**** MATERIAL SHOWN

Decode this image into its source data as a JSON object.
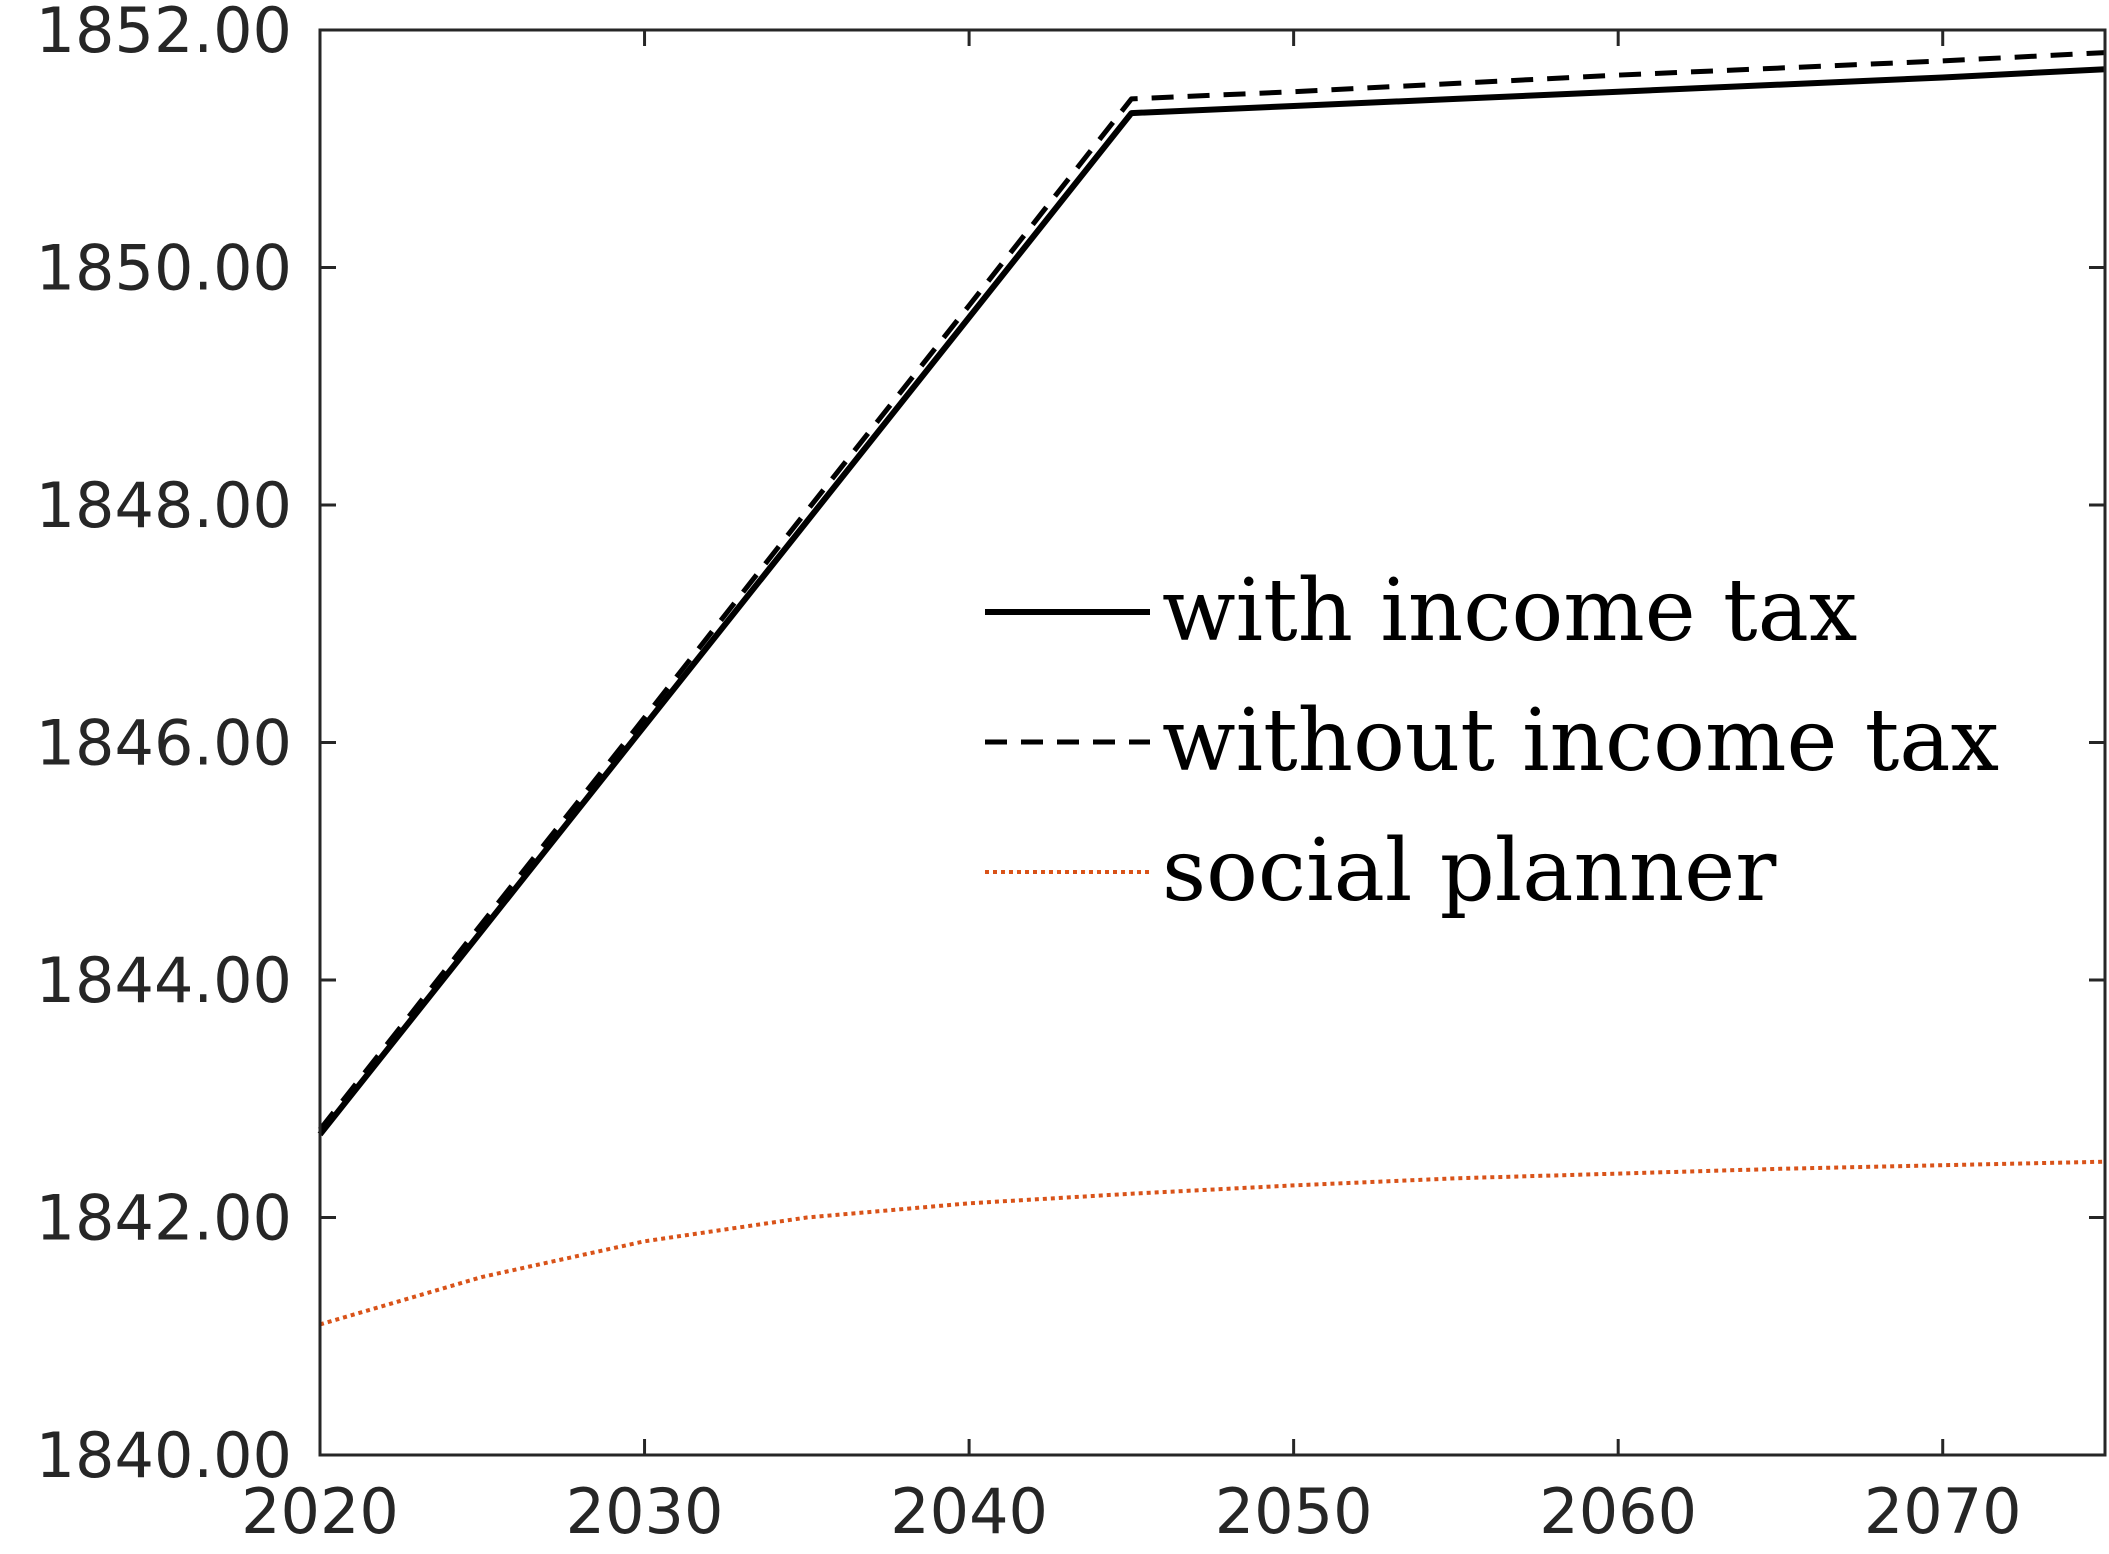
{
  "chart_data": {
    "type": "line",
    "title": "",
    "xlabel": "",
    "ylabel": "",
    "xlim": [
      2020,
      2075
    ],
    "ylim": [
      1840,
      1852
    ],
    "x_ticks": [
      2020,
      2030,
      2040,
      2050,
      2060,
      2070
    ],
    "y_ticks": [
      1840,
      1842,
      1844,
      1846,
      1848,
      1850,
      1852
    ],
    "x_tick_labels": [
      "2020",
      "2030",
      "2040",
      "2050",
      "2060",
      "2070"
    ],
    "y_tick_labels": [
      "1840.00",
      "1842.00",
      "1844.00",
      "1846.00",
      "1848.00",
      "1850.00",
      "1852.00"
    ],
    "grid": false,
    "legend_position": "center-right",
    "series": [
      {
        "name": "with income tax",
        "style": "solid",
        "color": "#000000",
        "x": [
          2020,
          2025,
          2030,
          2035,
          2040,
          2045,
          2050,
          2055,
          2060,
          2065,
          2070,
          2075
        ],
        "y": [
          1842.7,
          1844.42,
          1846.14,
          1847.86,
          1849.58,
          1851.3,
          1851.36,
          1851.42,
          1851.48,
          1851.54,
          1851.6,
          1851.67
        ]
      },
      {
        "name": "without income tax",
        "style": "dashed",
        "color": "#000000",
        "x": [
          2020,
          2025,
          2030,
          2035,
          2040,
          2045,
          2050,
          2055,
          2060,
          2065,
          2070,
          2075
        ],
        "y": [
          1842.74,
          1844.48,
          1846.21,
          1847.95,
          1849.68,
          1851.42,
          1851.48,
          1851.55,
          1851.62,
          1851.68,
          1851.74,
          1851.81
        ]
      },
      {
        "name": "social planner",
        "style": "dotted",
        "color": "#d95319",
        "x": [
          2020,
          2025,
          2030,
          2035,
          2040,
          2045,
          2050,
          2055,
          2060,
          2065,
          2070,
          2075
        ],
        "y": [
          1841.1,
          1841.5,
          1841.8,
          1842.0,
          1842.12,
          1842.2,
          1842.27,
          1842.33,
          1842.37,
          1842.41,
          1842.44,
          1842.47
        ]
      }
    ]
  }
}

********

→ OBJECTIVE: In the records above, find each line that holds the word "name"; copy all such lines.

→ OUTPUT OF THE TASK:
        "name": "with income tax",
        "name": "without income tax",
        "name": "social planner",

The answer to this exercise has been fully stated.